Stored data
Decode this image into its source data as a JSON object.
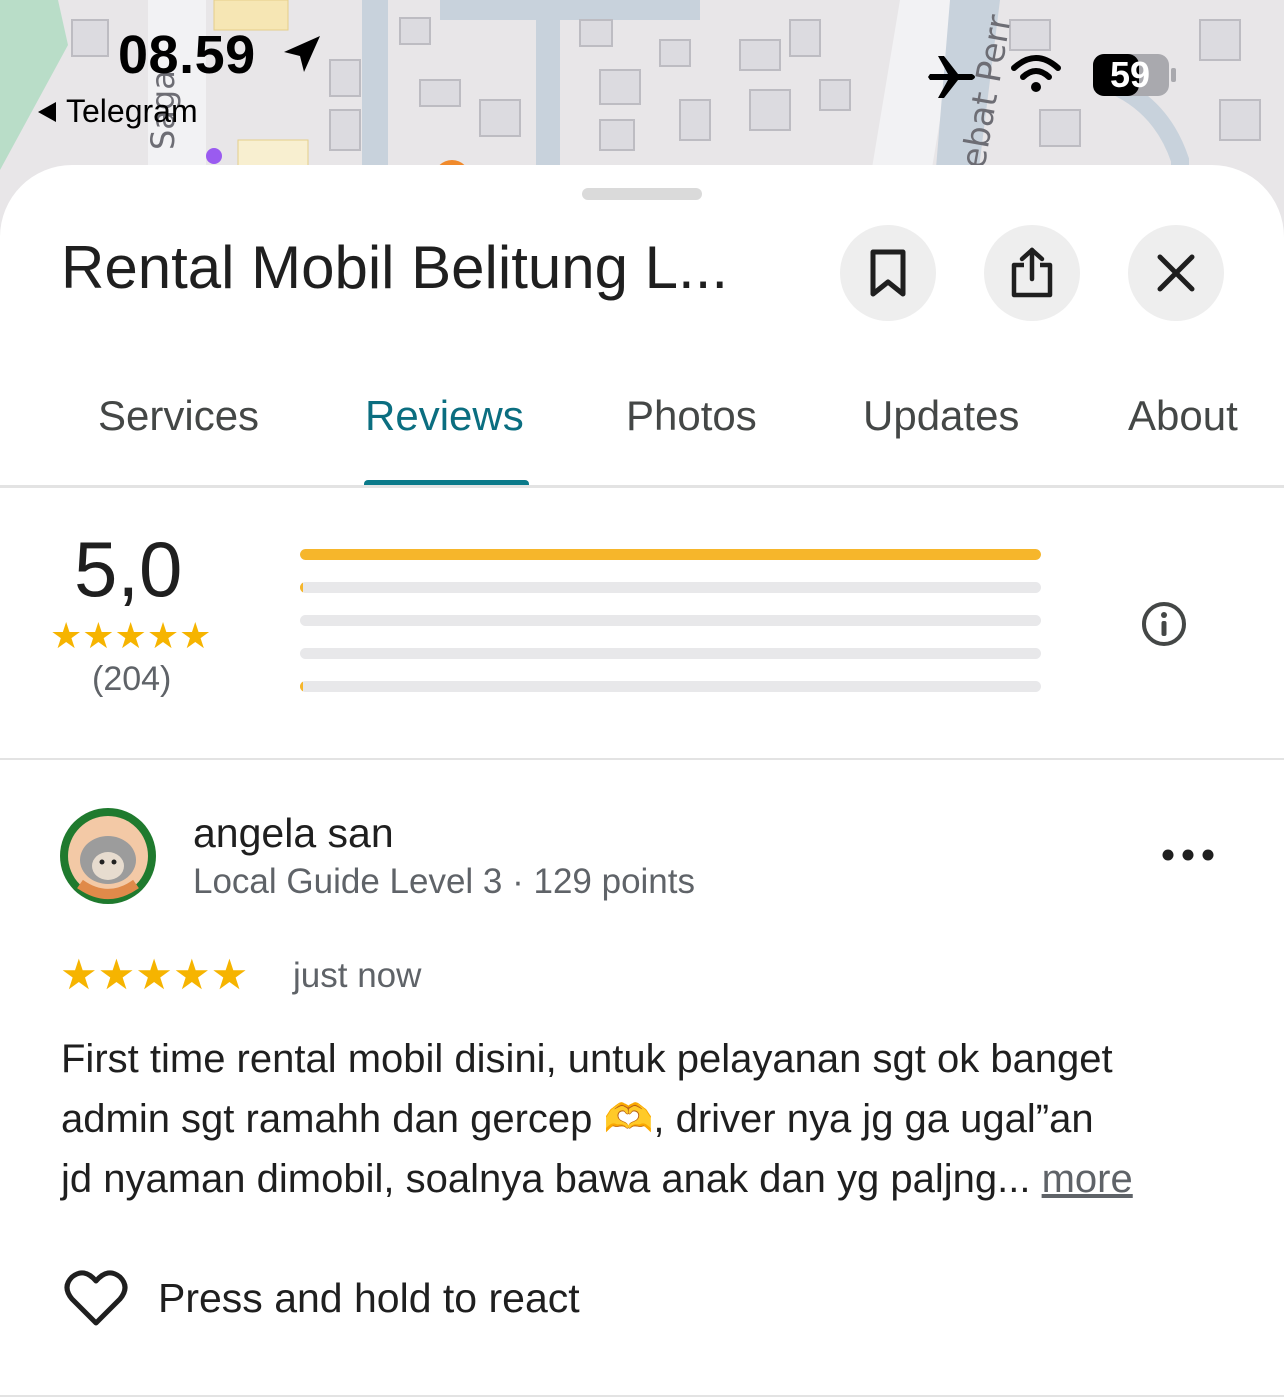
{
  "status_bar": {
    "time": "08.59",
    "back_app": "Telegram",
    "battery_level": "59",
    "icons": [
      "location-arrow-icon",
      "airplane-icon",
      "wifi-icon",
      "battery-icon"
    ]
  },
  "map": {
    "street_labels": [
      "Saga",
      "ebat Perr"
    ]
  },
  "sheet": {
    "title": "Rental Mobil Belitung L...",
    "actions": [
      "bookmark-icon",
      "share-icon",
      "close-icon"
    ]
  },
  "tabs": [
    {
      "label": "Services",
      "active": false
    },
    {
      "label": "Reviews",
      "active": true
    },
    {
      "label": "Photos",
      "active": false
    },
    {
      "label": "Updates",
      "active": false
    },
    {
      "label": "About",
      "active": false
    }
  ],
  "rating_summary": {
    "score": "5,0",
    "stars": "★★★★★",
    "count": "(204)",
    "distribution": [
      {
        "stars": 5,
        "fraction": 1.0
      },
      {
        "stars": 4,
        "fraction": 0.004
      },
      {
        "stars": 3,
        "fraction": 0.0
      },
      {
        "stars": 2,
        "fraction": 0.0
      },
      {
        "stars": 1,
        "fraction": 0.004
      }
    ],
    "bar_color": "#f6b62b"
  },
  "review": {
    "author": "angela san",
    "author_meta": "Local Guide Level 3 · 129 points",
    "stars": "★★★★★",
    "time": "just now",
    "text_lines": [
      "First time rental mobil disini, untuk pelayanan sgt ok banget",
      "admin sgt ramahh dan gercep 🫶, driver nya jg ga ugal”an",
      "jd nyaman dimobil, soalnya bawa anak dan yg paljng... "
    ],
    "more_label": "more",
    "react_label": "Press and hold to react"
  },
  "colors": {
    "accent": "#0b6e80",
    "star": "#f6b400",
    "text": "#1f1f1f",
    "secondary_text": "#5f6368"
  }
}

● WHAT THE TASK REQUIRES: Retype all entries exactly as they appear, dropping the images.

● TASK OUTPUT:
Decode this image into its source data as a JSON object.
{
  "status_bar": {
    "time": "08.59",
    "back_app": "Telegram",
    "battery_level": "59",
    "icons": [
      "location-arrow-icon",
      "airplane-icon",
      "wifi-icon",
      "battery-icon"
    ]
  },
  "map": {
    "street_labels": [
      "Saga",
      "ebat Perr"
    ]
  },
  "sheet": {
    "title": "Rental Mobil Belitung L...",
    "actions": [
      "bookmark-icon",
      "share-icon",
      "close-icon"
    ]
  },
  "tabs": [
    {
      "label": "Services",
      "active": false
    },
    {
      "label": "Reviews",
      "active": true
    },
    {
      "label": "Photos",
      "active": false
    },
    {
      "label": "Updates",
      "active": false
    },
    {
      "label": "About",
      "active": false
    }
  ],
  "rating_summary": {
    "score": "5,0",
    "stars": "★★★★★",
    "count": "(204)",
    "distribution": [
      {
        "stars": 5,
        "fraction": 1.0
      },
      {
        "stars": 4,
        "fraction": 0.004
      },
      {
        "stars": 3,
        "fraction": 0.0
      },
      {
        "stars": 2,
        "fraction": 0.0
      },
      {
        "stars": 1,
        "fraction": 0.004
      }
    ],
    "bar_color": "#f6b62b"
  },
  "review": {
    "author": "angela san",
    "author_meta": "Local Guide Level 3 · 129 points",
    "stars": "★★★★★",
    "time": "just now",
    "text_lines": [
      "First time rental mobil disini, untuk pelayanan sgt ok banget",
      "admin sgt ramahh dan gercep 🫶, driver nya jg ga ugal”an",
      "jd nyaman dimobil, soalnya bawa anak dan yg paljng... "
    ],
    "more_label": "more",
    "react_label": "Press and hold to react"
  },
  "colors": {
    "accent": "#0b6e80",
    "star": "#f6b400",
    "text": "#1f1f1f",
    "secondary_text": "#5f6368"
  }
}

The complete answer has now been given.